#### What needs to be done
Write each record again exactly as it stands.

#### Material for this task
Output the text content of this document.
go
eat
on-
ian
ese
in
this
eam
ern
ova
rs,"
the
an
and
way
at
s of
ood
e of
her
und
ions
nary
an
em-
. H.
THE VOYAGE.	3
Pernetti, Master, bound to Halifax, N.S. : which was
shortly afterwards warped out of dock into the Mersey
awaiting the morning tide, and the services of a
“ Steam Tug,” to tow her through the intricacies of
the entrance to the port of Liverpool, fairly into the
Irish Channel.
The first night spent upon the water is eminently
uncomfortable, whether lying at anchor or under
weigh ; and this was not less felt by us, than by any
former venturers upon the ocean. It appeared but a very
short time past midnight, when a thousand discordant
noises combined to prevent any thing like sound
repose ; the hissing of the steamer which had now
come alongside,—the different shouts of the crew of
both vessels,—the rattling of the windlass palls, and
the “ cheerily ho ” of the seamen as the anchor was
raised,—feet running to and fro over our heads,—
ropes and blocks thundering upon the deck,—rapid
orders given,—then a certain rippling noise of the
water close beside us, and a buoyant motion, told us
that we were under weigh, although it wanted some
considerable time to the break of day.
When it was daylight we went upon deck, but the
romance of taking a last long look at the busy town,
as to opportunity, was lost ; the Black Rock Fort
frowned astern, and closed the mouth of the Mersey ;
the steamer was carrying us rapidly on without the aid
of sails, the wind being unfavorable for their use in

#### Completed exercise
Output the text content of this document.
go
eat
on-
ian
ese
in
this
eam
ern
ova
rs,"
the
an
and
way
at
s of
ood
e of
her
und
ions
nary
an
em-
. H.
THE VOYAGE.	3
Pernetti, Master, bound to Halifax, N.S. : which was
shortly afterwards warped out of dock into the Mersey
awaiting the morning tide, and the services of a
“ Steam Tug,” to tow her through the intricacies of
the entrance to the port of Liverpool, fairly into the
Irish Channel.
The first night spent upon the water is eminently
uncomfortable, whether lying at anchor or under
weigh ; and this was not less felt by us, than by any
former venturers upon the ocean. It appeared but a very
short time past midnight, when a thousand discordant
noises combined to prevent any thing like sound
repose ; the hissing of the steamer which had now
come alongside,—the different shouts of the crew of
both vessels,—the rattling of the windlass palls, and
the “ cheerily ho ” of the seamen as the anchor was
raised,—feet running to and fro over our heads,—
ropes and blocks thundering upon the deck,—rapid
orders given,—then a certain rippling noise of the
water close beside us, and a buoyant motion, told us
that we were under weigh, although it wanted some
considerable time to the break of day.
When it was daylight we went upon deck, but the
romance of taking a last long look at the busy town,
as to opportunity, was lost ; the Black Rock Fort
frowned astern, and closed the mouth of the Mersey ;
the steamer was carrying us rapidly on without the aid
of sails, the wind being unfavorable for their use in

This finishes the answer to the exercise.